──────── Listing ────────

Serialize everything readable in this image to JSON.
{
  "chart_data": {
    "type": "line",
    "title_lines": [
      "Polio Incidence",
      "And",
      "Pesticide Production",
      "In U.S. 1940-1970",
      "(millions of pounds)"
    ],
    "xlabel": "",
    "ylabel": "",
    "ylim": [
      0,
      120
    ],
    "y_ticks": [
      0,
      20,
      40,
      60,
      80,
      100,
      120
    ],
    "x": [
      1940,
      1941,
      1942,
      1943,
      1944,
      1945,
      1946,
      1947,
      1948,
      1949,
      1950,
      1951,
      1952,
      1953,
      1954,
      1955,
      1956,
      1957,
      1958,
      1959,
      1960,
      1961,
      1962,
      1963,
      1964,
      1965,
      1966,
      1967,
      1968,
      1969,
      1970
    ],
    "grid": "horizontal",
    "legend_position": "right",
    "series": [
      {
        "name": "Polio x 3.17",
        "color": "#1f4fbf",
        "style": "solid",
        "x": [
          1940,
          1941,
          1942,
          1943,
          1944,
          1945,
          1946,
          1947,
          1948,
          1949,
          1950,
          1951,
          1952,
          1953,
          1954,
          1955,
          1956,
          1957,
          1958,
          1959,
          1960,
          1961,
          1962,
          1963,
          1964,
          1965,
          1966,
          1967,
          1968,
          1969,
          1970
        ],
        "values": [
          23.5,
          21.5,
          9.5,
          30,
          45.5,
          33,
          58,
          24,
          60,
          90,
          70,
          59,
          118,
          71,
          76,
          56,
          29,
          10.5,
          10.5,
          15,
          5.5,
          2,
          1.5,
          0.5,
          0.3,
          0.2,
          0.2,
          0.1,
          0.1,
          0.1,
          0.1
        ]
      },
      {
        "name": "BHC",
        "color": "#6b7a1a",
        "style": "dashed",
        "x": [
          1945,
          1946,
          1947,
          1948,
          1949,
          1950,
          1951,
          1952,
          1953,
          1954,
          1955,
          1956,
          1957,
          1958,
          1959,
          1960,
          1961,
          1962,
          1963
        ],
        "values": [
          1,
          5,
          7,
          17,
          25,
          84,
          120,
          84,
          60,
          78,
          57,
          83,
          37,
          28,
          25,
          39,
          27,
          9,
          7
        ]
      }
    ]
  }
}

────────

* _Exercise brief_
Recopy all the lines exactly as they appear.

* _Written answer_
Serialize everything readable in this image to JSON.
{
  "chart_data": {
    "type": "line",
    "title_lines": [
      "Polio Incidence",
      "And",
      "Pesticide Production",
      "In U.S. 1940-1970",
      "(millions of pounds)"
    ],
    "xlabel": "",
    "ylabel": "",
    "ylim": [
      0,
      120
    ],
    "y_ticks": [
      0,
      20,
      40,
      60,
      80,
      100,
      120
    ],
    "x": [
      1940,
      1941,
      1942,
      1943,
      1944,
      1945,
      1946,
      1947,
      1948,
      1949,
      1950,
      1951,
      1952,
      1953,
      1954,
      1955,
      1956,
      1957,
      1958,
      1959,
      1960,
      1961,
      1962,
      1963,
      1964,
      1965,
      1966,
      1967,
      1968,
      1969,
      1970
    ],
    "grid": "horizontal",
    "legend_position": "right",
    "series": [
      {
        "name": "Polio x 3.17",
        "color": "#1f4fbf",
        "style": "solid",
        "x": [
          1940,
          1941,
          1942,
          1943,
          1944,
          1945,
          1946,
          1947,
          1948,
          1949,
          1950,
          1951,
          1952,
          1953,
          1954,
          1955,
          1956,
          1957,
          1958,
          1959,
          1960,
          1961,
          1962,
          1963,
          1964,
          1965,
          1966,
          1967,
          1968,
          1969,
          1970
        ],
        "values": [
          23.5,
          21.5,
          9.5,
          30,
          45.5,
          33,
          58,
          24,
          60,
          90,
          70,
          59,
          118,
          71,
          76,
          56,
          29,
          10.5,
          10.5,
          15,
          5.5,
          2,
          1.5,
          0.5,
          0.3,
          0.2,
          0.2,
          0.1,
          0.1,
          0.1,
          0.1
        ]
      },
      {
        "name": "BHC",
        "color": "#6b7a1a",
        "style": "dashed",
        "x": [
          1945,
          1946,
          1947,
          1948,
          1949,
          1950,
          1951,
          1952,
          1953,
          1954,
          1955,
          1956,
          1957,
          1958,
          1959,
          1960,
          1961,
          1962,
          1963
        ],
        "values": [
          1,
          5,
          7,
          17,
          25,
          84,
          120,
          84,
          60,
          78,
          57,
          83,
          37,
          28,
          25,
          39,
          27,
          9,
          7
        ]
      }
    ]
  }
}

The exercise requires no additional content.